## Description of the task
Skip the pictures. Transcribe the rest of the data below without changing a word.

(Dataset records)
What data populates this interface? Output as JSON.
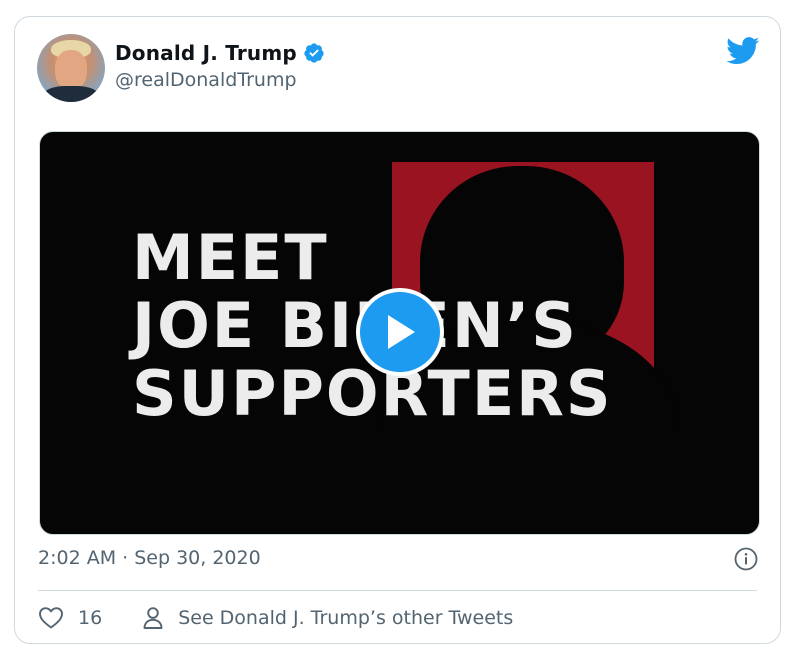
{
  "tweet": {
    "author": {
      "display_name": "Donald J. Trump",
      "handle": "@realDonaldTrump",
      "verified": true
    },
    "media": {
      "type": "video",
      "overlay_text": [
        "MEET",
        "JOE BIDEN’S",
        "SUPPORTERS"
      ]
    },
    "timestamp": "2:02 AM · Sep 30, 2020",
    "likes": "16",
    "other_tweets_label": "See Donald J. Trump’s other Tweets"
  },
  "colors": {
    "accent": "#1d9bf0",
    "text_primary": "#0f1419",
    "text_secondary": "#536471",
    "border": "#cfd9de",
    "video_red": "#9a1320"
  },
  "icons": {
    "brand": "twitter-bird-icon",
    "verified": "verified-badge-icon",
    "play": "play-icon",
    "info": "info-icon",
    "like": "heart-icon",
    "profile": "person-icon"
  }
}
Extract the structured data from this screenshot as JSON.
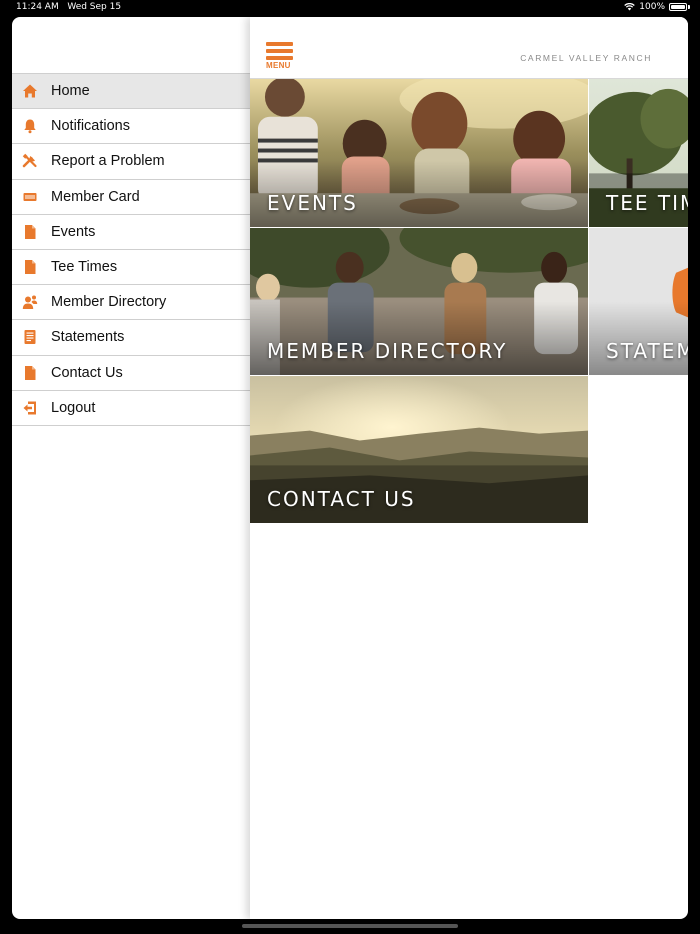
{
  "status_bar": {
    "time": "11:24 AM",
    "date": "Wed Sep 15",
    "battery": "100%"
  },
  "colors": {
    "accent": "#e8792d",
    "active_row": "#e7e7e7"
  },
  "sidebar": {
    "items": [
      {
        "label": "Home",
        "icon": "home-icon",
        "active": true
      },
      {
        "label": "Notifications",
        "icon": "bell-icon"
      },
      {
        "label": "Report a Problem",
        "icon": "tools-icon"
      },
      {
        "label": "Member Card",
        "icon": "card-icon"
      },
      {
        "label": "Events",
        "icon": "document-icon"
      },
      {
        "label": "Tee Times",
        "icon": "document-icon"
      },
      {
        "label": "Member Directory",
        "icon": "people-icon"
      },
      {
        "label": "Statements",
        "icon": "statement-icon"
      },
      {
        "label": "Contact Us",
        "icon": "document-icon"
      },
      {
        "label": "Logout",
        "icon": "logout-icon"
      }
    ]
  },
  "header": {
    "menu_label": "MENU",
    "brand": "CARMEL VALLEY RANCH"
  },
  "tiles": [
    {
      "label": "EVENTS"
    },
    {
      "label": "TEE TIMES"
    },
    {
      "label": "MEMBER DIRECTORY"
    },
    {
      "label": "STATEMENTS"
    },
    {
      "label": "CONTACT US"
    }
  ]
}
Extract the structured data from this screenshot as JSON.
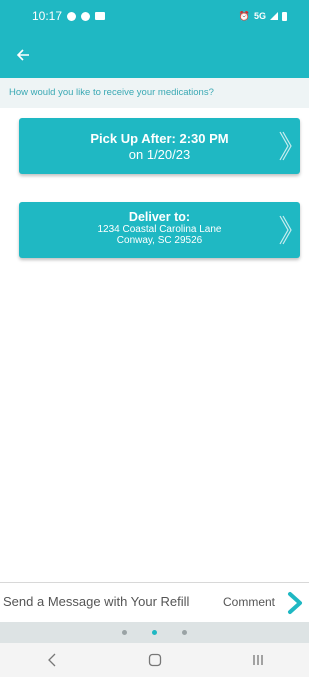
{
  "status_bar": {
    "time": "10:17",
    "network": "5G"
  },
  "prompt": "How would you like to receive your medications?",
  "pickup": {
    "title": "Pick Up After: 2:30 PM",
    "date": "on 1/20/23"
  },
  "delivery": {
    "title": "Deliver to:",
    "address_line1": "1234 Coastal Carolina Lane",
    "address_line2": "Conway, SC 29526"
  },
  "message_bar": {
    "placeholder": "Send a Message with Your Refill",
    "comment_label": "Comment"
  },
  "pager": {
    "pages": 3,
    "active_index": 1
  },
  "colors": {
    "accent": "#1fb8c3",
    "prompt_bg": "#eef4f5",
    "prompt_text": "#3aa9b4"
  }
}
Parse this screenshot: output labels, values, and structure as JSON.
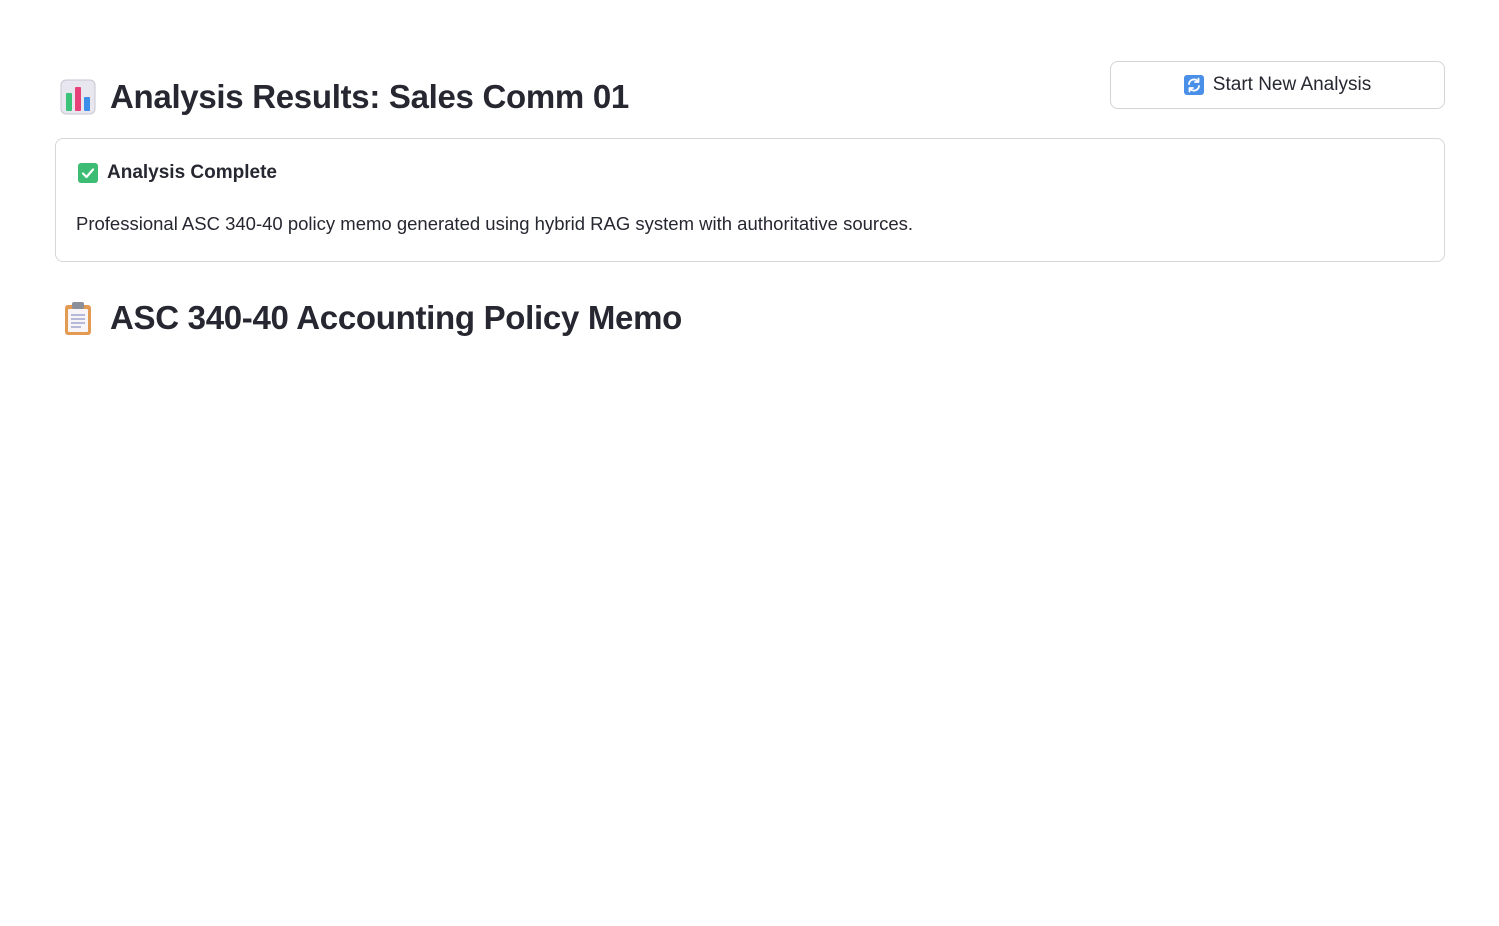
{
  "header": {
    "title_icon": "bar-chart-icon",
    "title": "Analysis Results: Sales Comm 01",
    "new_analysis_icon": "refresh-icon",
    "new_analysis_label": "Start New Analysis"
  },
  "status": {
    "icon": "check-mark-icon",
    "heading": "Analysis Complete",
    "message": "Professional ASC 340-40 policy memo generated using hybrid RAG system with authoritative sources.",
    "accent_color": "#3dbd74"
  },
  "memo": {
    "icon": "clipboard-icon",
    "title": "ASC 340-40 Accounting Policy Memo"
  }
}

## Answer to the problem
What data populates this interface? Output as JSON.
{
  "tweet": {
    "author": {
      "display_name": "Donald J. Trump",
      "handle": "@realDonaldTrump",
      "verified": true
    },
    "media": {
      "type": "video",
      "overlay_text": [
        "MEET",
        "JOE BIDEN’S",
        "SUPPORTERS"
      ]
    },
    "timestamp": "2:02 AM · Sep 30, 2020",
    "likes": "16",
    "other_tweets_label": "See Donald J. Trump’s other Tweets"
  },
  "colors": {
    "accent": "#1d9bf0",
    "text_primary": "#0f1419",
    "text_secondary": "#536471",
    "border": "#cfd9de",
    "video_red": "#9a1320"
  },
  "icons": {
    "brand": "twitter-bird-icon",
    "verified": "verified-badge-icon",
    "play": "play-icon",
    "info": "info-icon",
    "like": "heart-icon",
    "profile": "person-icon"
  }
}
Extract the structured data from this screenshot as JSON.
{
  "status_bar": {
    "time": "11:24 AM",
    "date": "Wed Sep 15",
    "battery": "100%"
  },
  "colors": {
    "accent": "#e8792d",
    "active_row": "#e7e7e7"
  },
  "sidebar": {
    "items": [
      {
        "label": "Home",
        "icon": "home-icon",
        "active": true
      },
      {
        "label": "Notifications",
        "icon": "bell-icon"
      },
      {
        "label": "Report a Problem",
        "icon": "tools-icon"
      },
      {
        "label": "Member Card",
        "icon": "card-icon"
      },
      {
        "label": "Events",
        "icon": "document-icon"
      },
      {
        "label": "Tee Times",
        "icon": "document-icon"
      },
      {
        "label": "Member Directory",
        "icon": "people-icon"
      },
      {
        "label": "Statements",
        "icon": "statement-icon"
      },
      {
        "label": "Contact Us",
        "icon": "document-icon"
      },
      {
        "label": "Logout",
        "icon": "logout-icon"
      }
    ]
  },
  "header": {
    "menu_label": "MENU",
    "brand": "CARMEL VALLEY RANCH"
  },
  "tiles": [
    {
      "label": "EVENTS"
    },
    {
      "label": "TEE TIMES"
    },
    {
      "label": "MEMBER DIRECTORY"
    },
    {
      "label": "STATEMENTS"
    },
    {
      "label": "CONTACT US"
    }
  ]
}
Extract the structured data from this screenshot as JSON.
{
  "status_bar": {
    "time": "10:17",
    "network": "5G"
  },
  "prompt": "How would you like to receive your medications?",
  "pickup": {
    "title": "Pick Up After: 2:30 PM",
    "date": "on 1/20/23"
  },
  "delivery": {
    "title": "Deliver to:",
    "address_line1": "1234 Coastal Carolina Lane",
    "address_line2": "Conway, SC 29526"
  },
  "message_bar": {
    "placeholder": "Send a Message with Your Refill",
    "comment_label": "Comment"
  },
  "pager": {
    "pages": 3,
    "active_index": 1
  },
  "colors": {
    "accent": "#1fb8c3",
    "prompt_bg": "#eef4f5",
    "prompt_text": "#3aa9b4"
  }
}
Parse this screenshot: output labels, values, and structure as JSON.
{
  "header": {
    "title_icon": "bar-chart-icon",
    "title": "Analysis Results: Sales Comm 01",
    "new_analysis_icon": "refresh-icon",
    "new_analysis_label": "Start New Analysis"
  },
  "status": {
    "icon": "check-mark-icon",
    "heading": "Analysis Complete",
    "message": "Professional ASC 340-40 policy memo generated using hybrid RAG system with authoritative sources.",
    "accent_color": "#3dbd74"
  },
  "memo": {
    "icon": "clipboard-icon",
    "title": "ASC 340-40 Accounting Policy Memo"
  }
}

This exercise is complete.